Written problem:
Search the data for the word "HUDSON". Reproduce every line where it is found.

The input:
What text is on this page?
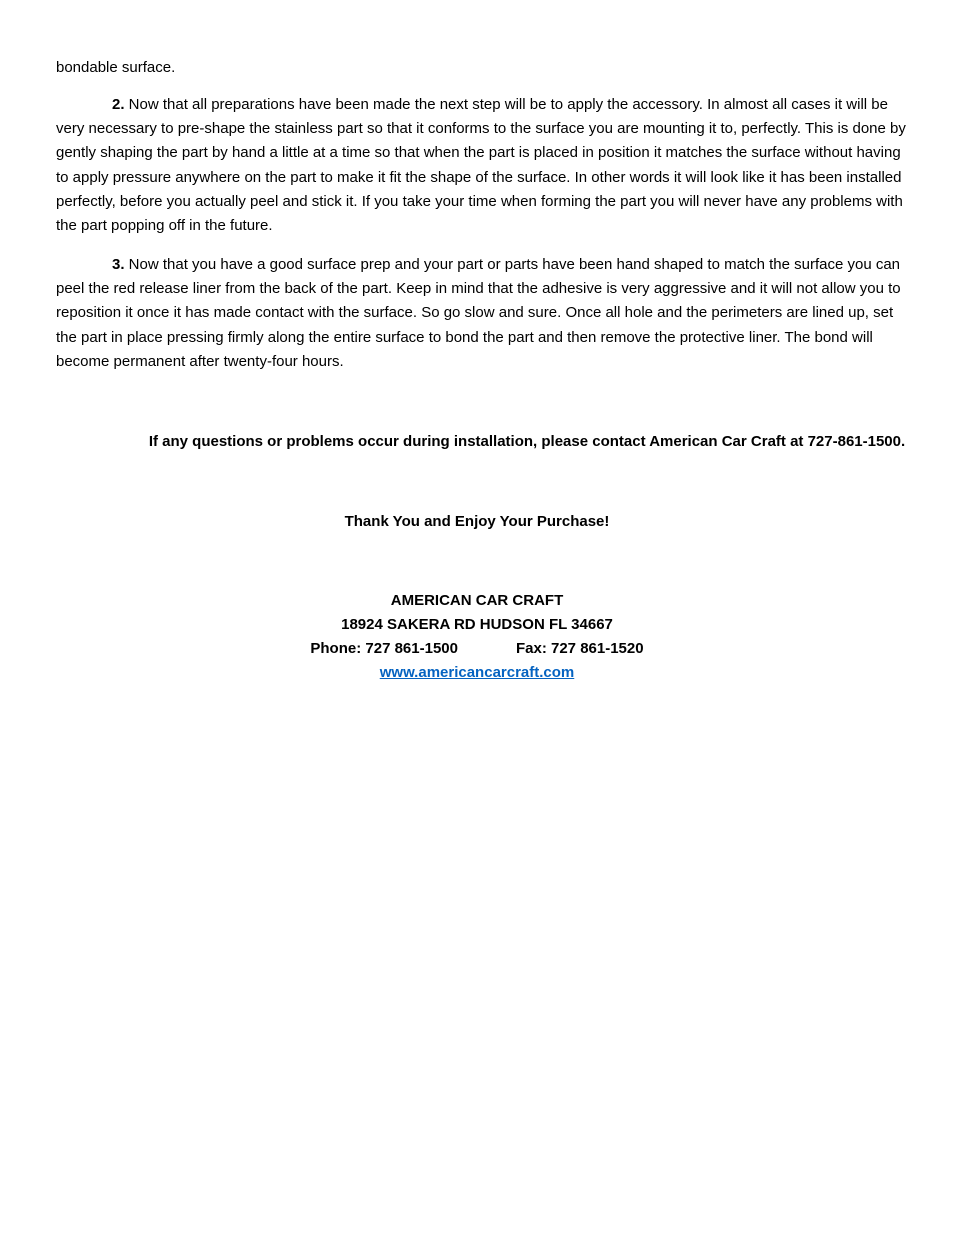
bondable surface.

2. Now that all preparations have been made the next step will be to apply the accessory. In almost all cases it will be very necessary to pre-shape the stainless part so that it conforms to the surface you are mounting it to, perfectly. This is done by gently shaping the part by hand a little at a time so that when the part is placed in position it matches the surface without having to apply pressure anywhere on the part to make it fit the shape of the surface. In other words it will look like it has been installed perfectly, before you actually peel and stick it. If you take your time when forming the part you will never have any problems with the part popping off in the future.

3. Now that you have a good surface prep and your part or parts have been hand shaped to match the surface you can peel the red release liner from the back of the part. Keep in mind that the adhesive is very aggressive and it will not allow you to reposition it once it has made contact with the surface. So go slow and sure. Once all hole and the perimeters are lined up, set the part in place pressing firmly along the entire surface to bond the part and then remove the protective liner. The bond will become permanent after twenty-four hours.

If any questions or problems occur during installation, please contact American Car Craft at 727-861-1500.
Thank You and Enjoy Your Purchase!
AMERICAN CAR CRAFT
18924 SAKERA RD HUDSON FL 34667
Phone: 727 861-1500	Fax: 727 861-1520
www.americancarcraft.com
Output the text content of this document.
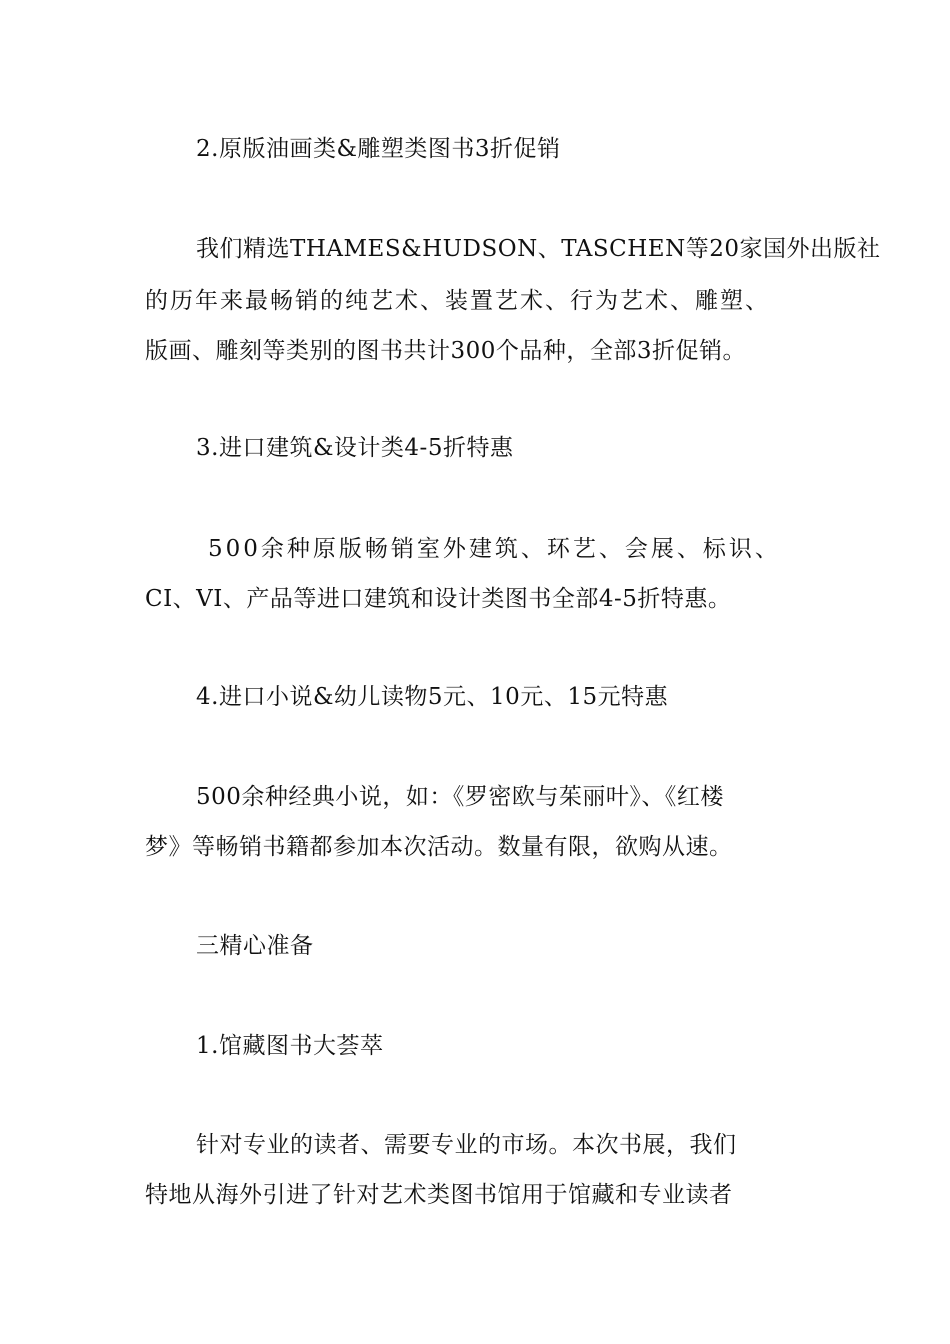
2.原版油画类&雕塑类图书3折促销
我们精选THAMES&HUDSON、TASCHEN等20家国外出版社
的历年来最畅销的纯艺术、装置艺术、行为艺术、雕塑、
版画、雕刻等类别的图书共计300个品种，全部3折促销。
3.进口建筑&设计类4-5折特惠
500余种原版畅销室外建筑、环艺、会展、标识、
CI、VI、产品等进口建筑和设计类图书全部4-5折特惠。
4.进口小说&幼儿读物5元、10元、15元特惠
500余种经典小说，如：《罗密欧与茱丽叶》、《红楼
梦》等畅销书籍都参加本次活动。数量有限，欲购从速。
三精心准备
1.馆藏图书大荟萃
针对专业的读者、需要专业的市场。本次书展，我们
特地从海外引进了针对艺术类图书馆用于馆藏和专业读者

The answer:
18924 SAKERA RD HUDSON FL 34667
我们精选THAMES&HUDSON、TASCHEN等20家国外出版社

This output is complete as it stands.